- _Page text_
*** Block opens ***

Water from your faucet & our local environment?

If you care about Calvert County’s Environmental, Natural and Water Resources and want to make sure our plan for the next 20 years protects these, start reading and writing now. Mistakes and oversights in the conservation of these thing are often permanently damaging and irreversible. We need to get it right the first time.

You only have until this Friday August 31 close of business(COB) to e-mail the Planning Commission at pz@calvertcountymd.gov  (“Calvert 2040 comments” in the subject line) on these topics of the Calvert County Comprehensive Plan, May 2018 draft.  (Comments on Government & Community Facilities are also due.) This is because at 7pm on Wednesday Sept 19, 2018 the Planning Commission will be “discussing” these subjects.  The meeting is at Harriet Brown Community Center, 901 Dares Beach Rd in Prince Frederick and open to the public.

We will help you get that done. You can find the whole Comp Plan 2018 Draft here, and jump ahead to the page numbers we identify. Page 59 for Env’t & Natural Resources and to page 124 for Water Resources. Below are some highlights & lowlights, including page numbers, to speed your reading:

  • Establishment or expansion of sewer systems in Town Centers.  Huntingtown is a Town Center (Pg 133)
  • A 2014 study found “levels in Calvert’s aquifers have decreased by between 61 and 199 feet as increases in pumping…have caused groundwater levels to continually decline which could affect the availability of drinking water…in Calvert County” (Pg 126).   Arsenic in well water (Pg 129)
  • “The most prevalent pollutants within Calvert County’s watershed are nitrogen, phosphorous and sediment” and “the county’s major point-source polluters are wastewater treatment plants.” (Pg 66)
  • Hunting Creek Watershed Management Plan was last updated in 1993…25 years ago. A stream survey indicating 56% of County streams were in poor or very poor condition. (Pg 63)
  • Maryland Department of Natural Resources (DNR) have identified 20 animal and 83 plant species as Rare, Threatened and Endangered in Calvert  (Pg 60)
  • 65% of forest interior habitat is threatened by development (Pg 68)
  • Calvert County does meet the EPA’s National Ambient Air Quality Standards (pg 70)
  • Nuclear waste from Calvert Cliffs Power Plant is currently stored on site because a federal repository is not yet available (Pg 72)

*** Block closes ***

- _Recorded information_
*** Block opens ***

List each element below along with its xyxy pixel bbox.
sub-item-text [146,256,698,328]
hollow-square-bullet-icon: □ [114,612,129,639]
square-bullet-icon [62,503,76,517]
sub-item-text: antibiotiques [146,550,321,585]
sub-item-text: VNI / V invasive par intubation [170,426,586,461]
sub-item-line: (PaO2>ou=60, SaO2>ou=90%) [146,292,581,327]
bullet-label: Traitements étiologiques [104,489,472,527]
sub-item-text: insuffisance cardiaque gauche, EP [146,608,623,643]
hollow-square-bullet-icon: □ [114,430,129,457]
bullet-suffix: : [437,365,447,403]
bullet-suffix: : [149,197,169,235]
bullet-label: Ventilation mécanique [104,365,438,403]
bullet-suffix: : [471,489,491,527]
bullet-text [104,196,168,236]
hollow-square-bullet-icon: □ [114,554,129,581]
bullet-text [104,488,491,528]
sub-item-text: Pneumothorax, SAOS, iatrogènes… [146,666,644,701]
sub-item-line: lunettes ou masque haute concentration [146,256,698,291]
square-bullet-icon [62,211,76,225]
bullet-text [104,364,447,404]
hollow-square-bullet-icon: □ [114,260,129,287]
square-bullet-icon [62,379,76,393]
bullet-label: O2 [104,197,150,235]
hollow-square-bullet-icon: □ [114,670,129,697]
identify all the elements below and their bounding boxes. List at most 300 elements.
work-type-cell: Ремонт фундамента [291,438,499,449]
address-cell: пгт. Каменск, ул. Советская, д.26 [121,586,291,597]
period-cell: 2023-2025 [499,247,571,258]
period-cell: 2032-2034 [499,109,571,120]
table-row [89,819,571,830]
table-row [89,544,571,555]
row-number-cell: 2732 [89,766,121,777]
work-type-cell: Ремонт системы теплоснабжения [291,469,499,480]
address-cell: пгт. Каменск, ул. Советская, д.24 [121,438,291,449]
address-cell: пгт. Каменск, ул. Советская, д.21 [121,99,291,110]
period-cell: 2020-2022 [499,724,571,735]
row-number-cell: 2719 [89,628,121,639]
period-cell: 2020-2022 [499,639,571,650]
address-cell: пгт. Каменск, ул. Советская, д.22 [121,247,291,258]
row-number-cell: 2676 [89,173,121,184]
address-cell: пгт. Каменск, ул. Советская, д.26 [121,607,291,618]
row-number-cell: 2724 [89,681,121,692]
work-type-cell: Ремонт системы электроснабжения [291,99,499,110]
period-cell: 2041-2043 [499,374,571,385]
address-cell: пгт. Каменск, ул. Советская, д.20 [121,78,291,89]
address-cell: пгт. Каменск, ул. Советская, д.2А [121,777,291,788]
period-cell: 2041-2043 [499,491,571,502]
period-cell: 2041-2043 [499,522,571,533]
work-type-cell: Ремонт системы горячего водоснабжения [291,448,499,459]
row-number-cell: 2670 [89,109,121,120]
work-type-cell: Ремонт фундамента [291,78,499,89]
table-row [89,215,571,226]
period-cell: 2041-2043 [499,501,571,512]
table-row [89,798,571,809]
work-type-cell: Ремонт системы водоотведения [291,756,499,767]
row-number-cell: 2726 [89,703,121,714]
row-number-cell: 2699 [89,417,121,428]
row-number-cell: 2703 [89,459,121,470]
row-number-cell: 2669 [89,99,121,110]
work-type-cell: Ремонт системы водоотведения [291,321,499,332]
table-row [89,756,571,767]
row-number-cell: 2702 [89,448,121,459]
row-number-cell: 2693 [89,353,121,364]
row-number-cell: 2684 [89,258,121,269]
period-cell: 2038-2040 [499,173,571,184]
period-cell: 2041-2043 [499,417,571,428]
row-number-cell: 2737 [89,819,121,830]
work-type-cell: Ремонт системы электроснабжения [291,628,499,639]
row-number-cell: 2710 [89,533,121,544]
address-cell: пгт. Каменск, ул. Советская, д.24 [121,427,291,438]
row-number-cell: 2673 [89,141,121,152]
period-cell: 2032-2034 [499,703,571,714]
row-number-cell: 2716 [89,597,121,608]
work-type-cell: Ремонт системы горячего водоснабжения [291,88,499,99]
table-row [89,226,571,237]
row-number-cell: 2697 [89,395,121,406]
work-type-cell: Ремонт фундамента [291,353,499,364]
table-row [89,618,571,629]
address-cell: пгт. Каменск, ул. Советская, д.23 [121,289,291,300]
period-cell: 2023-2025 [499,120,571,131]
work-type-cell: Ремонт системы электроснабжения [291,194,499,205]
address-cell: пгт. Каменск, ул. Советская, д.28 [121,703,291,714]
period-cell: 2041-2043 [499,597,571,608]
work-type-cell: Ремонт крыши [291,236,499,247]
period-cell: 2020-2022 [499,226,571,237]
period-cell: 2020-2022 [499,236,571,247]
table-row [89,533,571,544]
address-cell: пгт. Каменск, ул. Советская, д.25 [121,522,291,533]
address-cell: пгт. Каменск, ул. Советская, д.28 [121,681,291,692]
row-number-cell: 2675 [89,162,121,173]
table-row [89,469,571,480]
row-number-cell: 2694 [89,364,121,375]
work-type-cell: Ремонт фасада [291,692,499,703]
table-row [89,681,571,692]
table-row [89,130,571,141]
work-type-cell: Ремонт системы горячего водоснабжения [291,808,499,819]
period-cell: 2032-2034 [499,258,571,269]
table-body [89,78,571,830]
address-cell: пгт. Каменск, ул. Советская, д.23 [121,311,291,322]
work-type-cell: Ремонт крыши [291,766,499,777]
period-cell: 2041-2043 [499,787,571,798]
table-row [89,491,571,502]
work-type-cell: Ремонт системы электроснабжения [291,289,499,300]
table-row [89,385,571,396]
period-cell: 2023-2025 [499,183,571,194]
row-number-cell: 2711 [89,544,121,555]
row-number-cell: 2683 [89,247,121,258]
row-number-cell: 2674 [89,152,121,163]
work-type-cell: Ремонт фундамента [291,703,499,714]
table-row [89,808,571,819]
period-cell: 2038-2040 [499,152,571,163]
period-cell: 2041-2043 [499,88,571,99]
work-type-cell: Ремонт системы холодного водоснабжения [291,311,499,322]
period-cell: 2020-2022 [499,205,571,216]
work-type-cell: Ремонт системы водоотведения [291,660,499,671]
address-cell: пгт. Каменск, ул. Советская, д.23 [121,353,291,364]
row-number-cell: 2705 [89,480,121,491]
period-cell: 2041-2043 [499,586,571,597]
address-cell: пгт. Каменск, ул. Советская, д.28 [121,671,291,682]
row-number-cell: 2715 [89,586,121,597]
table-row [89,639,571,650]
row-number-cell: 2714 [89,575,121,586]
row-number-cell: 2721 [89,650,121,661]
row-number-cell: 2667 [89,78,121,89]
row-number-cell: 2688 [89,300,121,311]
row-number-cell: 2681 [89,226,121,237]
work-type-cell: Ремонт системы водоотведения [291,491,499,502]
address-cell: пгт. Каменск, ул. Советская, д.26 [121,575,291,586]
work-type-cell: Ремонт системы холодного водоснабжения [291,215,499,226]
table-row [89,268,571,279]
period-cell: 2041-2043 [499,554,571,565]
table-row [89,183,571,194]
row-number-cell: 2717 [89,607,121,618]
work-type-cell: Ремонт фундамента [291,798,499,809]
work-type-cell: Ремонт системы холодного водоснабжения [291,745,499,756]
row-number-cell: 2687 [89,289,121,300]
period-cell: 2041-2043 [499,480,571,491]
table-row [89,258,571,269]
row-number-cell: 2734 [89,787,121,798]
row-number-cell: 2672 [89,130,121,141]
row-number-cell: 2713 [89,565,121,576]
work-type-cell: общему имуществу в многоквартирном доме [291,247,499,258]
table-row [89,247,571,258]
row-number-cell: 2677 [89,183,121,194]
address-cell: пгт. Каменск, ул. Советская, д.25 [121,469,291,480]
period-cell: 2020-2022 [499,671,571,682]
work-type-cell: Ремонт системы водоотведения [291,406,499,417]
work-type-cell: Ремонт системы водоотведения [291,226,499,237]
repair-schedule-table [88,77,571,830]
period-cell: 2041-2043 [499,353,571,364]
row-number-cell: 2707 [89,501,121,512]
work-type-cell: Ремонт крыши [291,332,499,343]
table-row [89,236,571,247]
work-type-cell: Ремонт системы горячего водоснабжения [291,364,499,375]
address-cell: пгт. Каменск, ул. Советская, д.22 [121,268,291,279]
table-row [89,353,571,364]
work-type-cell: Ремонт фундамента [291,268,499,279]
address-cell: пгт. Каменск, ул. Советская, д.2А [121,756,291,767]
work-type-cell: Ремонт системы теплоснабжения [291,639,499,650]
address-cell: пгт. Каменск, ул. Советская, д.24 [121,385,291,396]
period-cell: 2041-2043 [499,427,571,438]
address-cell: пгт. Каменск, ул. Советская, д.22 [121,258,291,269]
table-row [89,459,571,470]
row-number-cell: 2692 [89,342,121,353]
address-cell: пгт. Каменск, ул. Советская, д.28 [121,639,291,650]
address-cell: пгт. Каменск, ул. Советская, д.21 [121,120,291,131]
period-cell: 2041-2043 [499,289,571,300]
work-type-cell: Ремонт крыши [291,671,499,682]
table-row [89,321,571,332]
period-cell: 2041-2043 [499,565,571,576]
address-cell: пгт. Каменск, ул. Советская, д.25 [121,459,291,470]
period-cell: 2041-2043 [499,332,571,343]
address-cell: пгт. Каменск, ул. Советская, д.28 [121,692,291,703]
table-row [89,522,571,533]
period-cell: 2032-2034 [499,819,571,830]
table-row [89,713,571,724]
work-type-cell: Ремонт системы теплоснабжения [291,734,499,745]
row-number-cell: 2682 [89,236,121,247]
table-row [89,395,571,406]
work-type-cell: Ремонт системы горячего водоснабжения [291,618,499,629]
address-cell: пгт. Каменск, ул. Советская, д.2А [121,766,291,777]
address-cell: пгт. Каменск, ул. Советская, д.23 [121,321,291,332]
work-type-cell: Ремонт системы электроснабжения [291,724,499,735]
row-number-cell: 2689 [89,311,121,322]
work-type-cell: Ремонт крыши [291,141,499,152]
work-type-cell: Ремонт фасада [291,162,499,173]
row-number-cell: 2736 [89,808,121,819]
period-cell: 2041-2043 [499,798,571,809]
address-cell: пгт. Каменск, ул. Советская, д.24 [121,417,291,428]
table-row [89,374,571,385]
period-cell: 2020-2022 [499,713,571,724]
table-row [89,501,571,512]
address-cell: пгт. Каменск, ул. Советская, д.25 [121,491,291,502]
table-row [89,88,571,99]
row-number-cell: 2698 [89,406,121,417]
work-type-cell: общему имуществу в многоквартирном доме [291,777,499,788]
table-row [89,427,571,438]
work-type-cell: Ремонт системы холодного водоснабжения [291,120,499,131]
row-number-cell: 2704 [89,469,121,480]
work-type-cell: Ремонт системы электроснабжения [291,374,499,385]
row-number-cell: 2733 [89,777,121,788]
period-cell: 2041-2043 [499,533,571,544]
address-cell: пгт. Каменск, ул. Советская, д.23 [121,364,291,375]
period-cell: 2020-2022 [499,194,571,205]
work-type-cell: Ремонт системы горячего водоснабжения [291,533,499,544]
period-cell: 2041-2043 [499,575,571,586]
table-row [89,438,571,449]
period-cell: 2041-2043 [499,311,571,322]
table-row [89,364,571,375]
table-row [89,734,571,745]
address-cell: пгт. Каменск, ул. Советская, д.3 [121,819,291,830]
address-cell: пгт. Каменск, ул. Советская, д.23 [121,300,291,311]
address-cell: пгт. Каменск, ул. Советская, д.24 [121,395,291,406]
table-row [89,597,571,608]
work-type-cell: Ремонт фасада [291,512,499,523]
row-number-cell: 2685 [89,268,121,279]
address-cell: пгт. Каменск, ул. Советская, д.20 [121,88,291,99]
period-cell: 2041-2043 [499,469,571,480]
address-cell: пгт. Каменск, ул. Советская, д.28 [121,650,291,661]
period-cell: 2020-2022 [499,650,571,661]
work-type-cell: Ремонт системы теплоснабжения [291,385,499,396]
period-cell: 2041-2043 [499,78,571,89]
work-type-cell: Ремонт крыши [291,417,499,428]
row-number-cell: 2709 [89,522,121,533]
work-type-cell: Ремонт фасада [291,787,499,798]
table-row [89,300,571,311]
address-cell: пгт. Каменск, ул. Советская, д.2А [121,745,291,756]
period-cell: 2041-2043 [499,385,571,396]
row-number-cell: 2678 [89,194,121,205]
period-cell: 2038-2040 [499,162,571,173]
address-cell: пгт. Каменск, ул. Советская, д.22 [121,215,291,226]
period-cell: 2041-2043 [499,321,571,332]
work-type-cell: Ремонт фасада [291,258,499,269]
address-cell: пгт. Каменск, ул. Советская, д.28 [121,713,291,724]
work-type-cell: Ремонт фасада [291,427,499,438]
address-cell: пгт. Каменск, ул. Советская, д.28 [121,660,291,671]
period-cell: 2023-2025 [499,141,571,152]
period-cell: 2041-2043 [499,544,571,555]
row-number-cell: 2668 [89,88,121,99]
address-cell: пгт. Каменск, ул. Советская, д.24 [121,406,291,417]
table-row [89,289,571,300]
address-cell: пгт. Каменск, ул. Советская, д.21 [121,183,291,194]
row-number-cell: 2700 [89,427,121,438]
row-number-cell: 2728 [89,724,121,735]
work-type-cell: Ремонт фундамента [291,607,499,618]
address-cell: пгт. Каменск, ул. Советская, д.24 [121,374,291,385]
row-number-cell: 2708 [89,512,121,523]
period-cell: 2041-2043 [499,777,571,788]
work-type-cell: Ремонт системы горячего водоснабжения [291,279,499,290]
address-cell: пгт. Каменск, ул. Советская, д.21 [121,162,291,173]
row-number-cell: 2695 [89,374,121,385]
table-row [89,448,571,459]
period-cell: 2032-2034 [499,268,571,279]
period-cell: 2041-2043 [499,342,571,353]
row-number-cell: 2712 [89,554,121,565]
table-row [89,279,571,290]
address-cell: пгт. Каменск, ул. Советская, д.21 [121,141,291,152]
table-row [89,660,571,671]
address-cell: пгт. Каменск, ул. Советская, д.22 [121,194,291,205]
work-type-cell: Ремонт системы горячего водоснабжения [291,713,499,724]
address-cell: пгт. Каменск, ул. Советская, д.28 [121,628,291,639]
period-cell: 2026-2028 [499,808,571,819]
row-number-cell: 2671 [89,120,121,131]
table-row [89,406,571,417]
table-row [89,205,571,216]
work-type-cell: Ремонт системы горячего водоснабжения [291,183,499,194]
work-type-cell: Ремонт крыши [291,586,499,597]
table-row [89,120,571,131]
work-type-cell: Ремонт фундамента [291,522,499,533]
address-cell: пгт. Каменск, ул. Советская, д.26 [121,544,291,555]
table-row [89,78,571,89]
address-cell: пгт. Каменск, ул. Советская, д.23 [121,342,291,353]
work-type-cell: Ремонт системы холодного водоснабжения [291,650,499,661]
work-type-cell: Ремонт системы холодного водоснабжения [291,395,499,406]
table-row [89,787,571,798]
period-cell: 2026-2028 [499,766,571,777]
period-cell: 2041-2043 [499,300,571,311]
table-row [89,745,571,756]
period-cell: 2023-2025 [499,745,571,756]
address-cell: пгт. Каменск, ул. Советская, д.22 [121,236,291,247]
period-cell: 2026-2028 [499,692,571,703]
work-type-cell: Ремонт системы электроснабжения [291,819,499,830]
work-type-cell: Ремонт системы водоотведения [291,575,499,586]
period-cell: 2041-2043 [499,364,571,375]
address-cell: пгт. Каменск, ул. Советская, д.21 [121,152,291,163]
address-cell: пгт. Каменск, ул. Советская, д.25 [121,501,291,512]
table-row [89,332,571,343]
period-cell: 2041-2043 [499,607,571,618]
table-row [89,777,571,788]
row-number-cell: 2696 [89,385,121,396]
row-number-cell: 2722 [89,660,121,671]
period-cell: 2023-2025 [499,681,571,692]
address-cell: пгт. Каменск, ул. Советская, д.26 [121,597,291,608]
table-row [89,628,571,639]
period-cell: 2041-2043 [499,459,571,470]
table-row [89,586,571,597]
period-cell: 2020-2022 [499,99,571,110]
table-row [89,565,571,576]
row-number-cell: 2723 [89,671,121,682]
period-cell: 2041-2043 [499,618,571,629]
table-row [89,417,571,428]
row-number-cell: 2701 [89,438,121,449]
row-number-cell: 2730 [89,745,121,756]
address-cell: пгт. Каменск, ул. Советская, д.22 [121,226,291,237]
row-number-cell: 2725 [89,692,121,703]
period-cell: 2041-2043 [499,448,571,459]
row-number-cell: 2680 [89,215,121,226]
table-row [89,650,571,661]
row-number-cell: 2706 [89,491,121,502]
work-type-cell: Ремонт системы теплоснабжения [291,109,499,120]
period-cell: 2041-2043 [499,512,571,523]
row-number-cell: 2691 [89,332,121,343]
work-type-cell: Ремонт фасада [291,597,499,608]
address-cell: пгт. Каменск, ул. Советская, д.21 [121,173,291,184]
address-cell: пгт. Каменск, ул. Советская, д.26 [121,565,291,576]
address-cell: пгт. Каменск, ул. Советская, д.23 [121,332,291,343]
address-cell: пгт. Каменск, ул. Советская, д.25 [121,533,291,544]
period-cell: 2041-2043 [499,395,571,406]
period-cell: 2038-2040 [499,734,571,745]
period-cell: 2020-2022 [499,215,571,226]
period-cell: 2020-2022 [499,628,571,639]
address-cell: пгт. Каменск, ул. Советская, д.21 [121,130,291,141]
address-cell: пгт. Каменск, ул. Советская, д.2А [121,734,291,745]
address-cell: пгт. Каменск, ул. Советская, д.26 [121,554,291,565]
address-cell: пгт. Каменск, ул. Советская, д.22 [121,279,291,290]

*** Block closes ***

Return everything in the Calvert County plan notice from "If you care" down to "to the public.", copied word for word.

- _Completed task_
If you care about Calvert County’s Environmental, Natural and Water Resources and want to make sure our plan for the next 20 years protects these, start reading and writing now. Mistakes and oversights in the conservation of these thing are often permanently damaging and irreversible. We need to get it right the first time.

You only have until this Friday August 31 close of business(COB) to e-mail the Planning Commission at pz@calvertcountymd.gov  (“Calvert 2040 comments” in the subject line) on these topics of the Calvert County Comprehensive Plan, May 2018 draft.  (Comments on Government & Community Facilities are also due.) This is because at 7pm on Wednesday Sept 19, 2018 the Planning Commission will be “discussing” these subjects.  The meeting is at Harriet Brown Community Center, 901 Dares Beach Rd in Prince Frederick and open to the public.